>> Start GIVEN ENTRIES
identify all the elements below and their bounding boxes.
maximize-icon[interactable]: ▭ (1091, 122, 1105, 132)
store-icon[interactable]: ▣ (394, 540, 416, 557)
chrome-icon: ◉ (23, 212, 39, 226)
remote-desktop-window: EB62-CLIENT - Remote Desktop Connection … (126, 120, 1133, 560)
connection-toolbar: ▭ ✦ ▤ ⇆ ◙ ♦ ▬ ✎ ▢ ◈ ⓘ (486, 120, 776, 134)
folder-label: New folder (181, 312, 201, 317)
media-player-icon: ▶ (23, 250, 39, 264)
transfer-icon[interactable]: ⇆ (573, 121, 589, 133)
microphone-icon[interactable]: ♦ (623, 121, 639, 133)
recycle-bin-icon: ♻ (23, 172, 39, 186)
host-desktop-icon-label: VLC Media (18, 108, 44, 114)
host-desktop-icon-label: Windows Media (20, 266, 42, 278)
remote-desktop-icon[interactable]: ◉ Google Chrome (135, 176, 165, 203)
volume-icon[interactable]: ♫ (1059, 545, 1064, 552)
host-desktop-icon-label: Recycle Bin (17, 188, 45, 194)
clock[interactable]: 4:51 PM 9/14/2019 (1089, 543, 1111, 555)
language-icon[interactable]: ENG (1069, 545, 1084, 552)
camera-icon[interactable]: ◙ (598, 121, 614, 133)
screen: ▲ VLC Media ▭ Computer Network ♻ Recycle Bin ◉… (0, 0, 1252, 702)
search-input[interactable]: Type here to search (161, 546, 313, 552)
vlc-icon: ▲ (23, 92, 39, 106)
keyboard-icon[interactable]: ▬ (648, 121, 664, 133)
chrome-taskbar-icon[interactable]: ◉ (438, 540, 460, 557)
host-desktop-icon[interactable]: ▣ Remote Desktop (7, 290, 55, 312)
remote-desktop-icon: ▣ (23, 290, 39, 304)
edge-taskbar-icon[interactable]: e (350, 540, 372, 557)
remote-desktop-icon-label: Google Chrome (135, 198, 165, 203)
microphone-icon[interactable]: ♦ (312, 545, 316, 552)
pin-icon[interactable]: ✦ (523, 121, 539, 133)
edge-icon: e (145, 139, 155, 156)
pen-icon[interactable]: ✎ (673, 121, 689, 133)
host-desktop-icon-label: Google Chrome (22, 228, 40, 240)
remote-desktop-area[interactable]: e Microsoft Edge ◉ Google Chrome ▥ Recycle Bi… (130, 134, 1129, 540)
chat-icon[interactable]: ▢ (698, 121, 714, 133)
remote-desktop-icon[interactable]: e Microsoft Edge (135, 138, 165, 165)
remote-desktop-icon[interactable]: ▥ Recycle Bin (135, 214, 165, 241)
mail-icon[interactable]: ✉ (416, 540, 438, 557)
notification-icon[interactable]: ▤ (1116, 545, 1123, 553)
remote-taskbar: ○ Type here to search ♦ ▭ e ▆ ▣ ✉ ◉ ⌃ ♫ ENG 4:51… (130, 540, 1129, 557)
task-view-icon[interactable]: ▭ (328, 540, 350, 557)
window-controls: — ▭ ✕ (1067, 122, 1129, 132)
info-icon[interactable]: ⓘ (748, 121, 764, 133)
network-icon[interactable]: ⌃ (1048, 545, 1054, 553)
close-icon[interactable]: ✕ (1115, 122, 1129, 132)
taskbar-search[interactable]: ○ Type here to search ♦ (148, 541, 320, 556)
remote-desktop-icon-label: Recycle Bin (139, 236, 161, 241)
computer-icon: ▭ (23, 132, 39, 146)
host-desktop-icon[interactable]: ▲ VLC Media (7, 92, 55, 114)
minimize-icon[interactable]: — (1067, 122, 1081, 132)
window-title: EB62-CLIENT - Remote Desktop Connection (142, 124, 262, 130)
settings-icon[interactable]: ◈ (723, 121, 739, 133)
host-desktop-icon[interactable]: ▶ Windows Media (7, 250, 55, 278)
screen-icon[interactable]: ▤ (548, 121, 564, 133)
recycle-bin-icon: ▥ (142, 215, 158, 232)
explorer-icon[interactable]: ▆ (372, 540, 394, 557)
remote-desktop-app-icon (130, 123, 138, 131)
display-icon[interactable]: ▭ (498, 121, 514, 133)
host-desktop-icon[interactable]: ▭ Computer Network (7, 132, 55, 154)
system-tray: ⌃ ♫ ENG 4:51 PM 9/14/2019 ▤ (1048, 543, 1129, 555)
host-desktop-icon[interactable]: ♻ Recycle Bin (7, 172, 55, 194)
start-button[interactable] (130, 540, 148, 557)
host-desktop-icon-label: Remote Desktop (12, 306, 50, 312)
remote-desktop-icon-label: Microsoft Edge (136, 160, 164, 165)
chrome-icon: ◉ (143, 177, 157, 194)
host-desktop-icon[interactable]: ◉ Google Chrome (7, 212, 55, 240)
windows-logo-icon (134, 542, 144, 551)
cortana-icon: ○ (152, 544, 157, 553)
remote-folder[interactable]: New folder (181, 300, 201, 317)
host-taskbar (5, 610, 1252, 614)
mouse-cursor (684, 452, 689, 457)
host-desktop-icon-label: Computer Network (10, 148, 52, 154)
>> End GIVEN ENTRIES
WHAT YOU ARE ASKED TO DO >> Copy the rows above word for word.

SOLVED EXERCISE >>
identify all the elements below and their bounding boxes.
maximize-icon[interactable]: ▭ (1091, 122, 1105, 132)
store-icon[interactable]: ▣ (394, 540, 416, 557)
chrome-icon: ◉ (23, 212, 39, 226)
remote-desktop-window: EB62-CLIENT - Remote Desktop Connection … (126, 120, 1133, 560)
connection-toolbar: ▭ ✦ ▤ ⇆ ◙ ♦ ▬ ✎ ▢ ◈ ⓘ (486, 120, 776, 134)
folder-label: New folder (181, 312, 201, 317)
media-player-icon: ▶ (23, 250, 39, 264)
transfer-icon[interactable]: ⇆ (573, 121, 589, 133)
microphone-icon[interactable]: ♦ (623, 121, 639, 133)
recycle-bin-icon: ♻ (23, 172, 39, 186)
host-desktop-icon-label: VLC Media (18, 108, 44, 114)
host-desktop-icon-label: Windows Media (20, 266, 42, 278)
remote-desktop-icon[interactable]: ◉ Google Chrome (135, 176, 165, 203)
volume-icon[interactable]: ♫ (1059, 545, 1064, 552)
host-desktop-icon-label: Recycle Bin (17, 188, 45, 194)
clock[interactable]: 4:51 PM 9/14/2019 (1089, 543, 1111, 555)
language-icon[interactable]: ENG (1069, 545, 1084, 552)
camera-icon[interactable]: ◙ (598, 121, 614, 133)
screen: ▲ VLC Media ▭ Computer Network ♻ Recycle Bin ◉… (0, 0, 1252, 702)
search-input[interactable]: Type here to search (161, 546, 313, 552)
vlc-icon: ▲ (23, 92, 39, 106)
keyboard-icon[interactable]: ▬ (648, 121, 664, 133)
chrome-taskbar-icon[interactable]: ◉ (438, 540, 460, 557)
host-desktop-icon[interactable]: ▣ Remote Desktop (7, 290, 55, 312)
remote-desktop-icon: ▣ (23, 290, 39, 304)
edge-taskbar-icon[interactable]: e (350, 540, 372, 557)
remote-desktop-icon-label: Google Chrome (135, 198, 165, 203)
microphone-icon[interactable]: ♦ (312, 545, 316, 552)
pin-icon[interactable]: ✦ (523, 121, 539, 133)
edge-icon: e (145, 139, 155, 156)
pen-icon[interactable]: ✎ (673, 121, 689, 133)
host-desktop-icon-label: Google Chrome (22, 228, 40, 240)
remote-desktop-area[interactable]: e Microsoft Edge ◉ Google Chrome ▥ Recycle Bi… (130, 134, 1129, 540)
chat-icon[interactable]: ▢ (698, 121, 714, 133)
remote-desktop-icon[interactable]: e Microsoft Edge (135, 138, 165, 165)
remote-desktop-icon[interactable]: ▥ Recycle Bin (135, 214, 165, 241)
mail-icon[interactable]: ✉ (416, 540, 438, 557)
notification-icon[interactable]: ▤ (1116, 545, 1123, 553)
remote-taskbar: ○ Type here to search ♦ ▭ e ▆ ▣ ✉ ◉ ⌃ ♫ ENG 4:51… (130, 540, 1129, 557)
task-view-icon[interactable]: ▭ (328, 540, 350, 557)
window-controls: — ▭ ✕ (1067, 122, 1129, 132)
info-icon[interactable]: ⓘ (748, 121, 764, 133)
network-icon[interactable]: ⌃ (1048, 545, 1054, 553)
close-icon[interactable]: ✕ (1115, 122, 1129, 132)
taskbar-search[interactable]: ○ Type here to search ♦ (148, 541, 320, 556)
remote-desktop-icon-label: Recycle Bin (139, 236, 161, 241)
computer-icon: ▭ (23, 132, 39, 146)
host-desktop-icon[interactable]: ▲ VLC Media (7, 92, 55, 114)
minimize-icon[interactable]: — (1067, 122, 1081, 132)
window-title: EB62-CLIENT - Remote Desktop Connection (142, 124, 262, 130)
settings-icon[interactable]: ◈ (723, 121, 739, 133)
host-desktop-icon[interactable]: ▶ Windows Media (7, 250, 55, 278)
screen-icon[interactable]: ▤ (548, 121, 564, 133)
recycle-bin-icon: ▥ (142, 215, 158, 232)
explorer-icon[interactable]: ▆ (372, 540, 394, 557)
remote-desktop-app-icon (130, 123, 138, 131)
display-icon[interactable]: ▭ (498, 121, 514, 133)
host-desktop-icon[interactable]: ▭ Computer Network (7, 132, 55, 154)
system-tray: ⌃ ♫ ENG 4:51 PM 9/14/2019 ▤ (1048, 543, 1129, 555)
host-desktop-icon[interactable]: ♻ Recycle Bin (7, 172, 55, 194)
start-button[interactable] (130, 540, 148, 557)
host-desktop-icon-label: Remote Desktop (12, 306, 50, 312)
remote-desktop-icon-label: Microsoft Edge (136, 160, 164, 165)
chrome-icon: ◉ (143, 177, 157, 194)
host-desktop-icon[interactable]: ◉ Google Chrome (7, 212, 55, 240)
windows-logo-icon (134, 542, 144, 551)
cortana-icon: ○ (152, 544, 157, 553)
remote-folder[interactable]: New folder (181, 300, 201, 317)
host-taskbar (5, 610, 1252, 614)
mouse-cursor (684, 452, 689, 457)
host-desktop-icon-label: Computer Network (10, 148, 52, 154)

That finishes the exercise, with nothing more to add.